• Goal of the exercise:
Gather each line in the entries that includes the string "Spark".

• Stored data entries:
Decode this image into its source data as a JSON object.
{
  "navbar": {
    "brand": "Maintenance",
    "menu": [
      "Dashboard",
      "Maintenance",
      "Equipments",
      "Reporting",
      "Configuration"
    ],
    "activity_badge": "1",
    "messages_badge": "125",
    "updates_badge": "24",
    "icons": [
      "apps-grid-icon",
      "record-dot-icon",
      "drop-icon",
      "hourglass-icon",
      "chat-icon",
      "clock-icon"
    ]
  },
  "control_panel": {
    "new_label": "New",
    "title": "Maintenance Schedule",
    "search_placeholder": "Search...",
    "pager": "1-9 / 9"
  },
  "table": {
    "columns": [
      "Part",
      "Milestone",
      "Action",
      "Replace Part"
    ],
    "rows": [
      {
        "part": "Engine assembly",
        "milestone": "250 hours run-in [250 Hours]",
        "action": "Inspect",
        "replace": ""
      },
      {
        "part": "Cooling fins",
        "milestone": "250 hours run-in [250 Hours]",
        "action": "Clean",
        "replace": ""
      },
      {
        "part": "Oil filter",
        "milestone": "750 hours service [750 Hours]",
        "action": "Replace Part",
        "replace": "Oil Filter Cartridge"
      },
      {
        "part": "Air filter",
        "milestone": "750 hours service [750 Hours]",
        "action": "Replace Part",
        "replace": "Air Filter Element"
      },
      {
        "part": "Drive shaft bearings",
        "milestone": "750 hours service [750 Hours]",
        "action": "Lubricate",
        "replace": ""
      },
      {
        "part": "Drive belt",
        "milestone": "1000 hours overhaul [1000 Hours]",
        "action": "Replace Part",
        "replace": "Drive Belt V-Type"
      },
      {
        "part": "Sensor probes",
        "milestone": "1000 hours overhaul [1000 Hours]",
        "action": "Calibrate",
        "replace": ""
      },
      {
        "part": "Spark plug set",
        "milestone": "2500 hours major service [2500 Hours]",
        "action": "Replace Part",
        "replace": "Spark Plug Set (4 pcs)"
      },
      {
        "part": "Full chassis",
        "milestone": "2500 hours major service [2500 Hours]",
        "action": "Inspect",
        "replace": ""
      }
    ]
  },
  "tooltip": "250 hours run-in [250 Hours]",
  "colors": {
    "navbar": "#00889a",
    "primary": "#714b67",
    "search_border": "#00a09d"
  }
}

• Answer to this task:
        "part": "Spark plug set",
        "replace": "Spark Plug Set (4 pcs)"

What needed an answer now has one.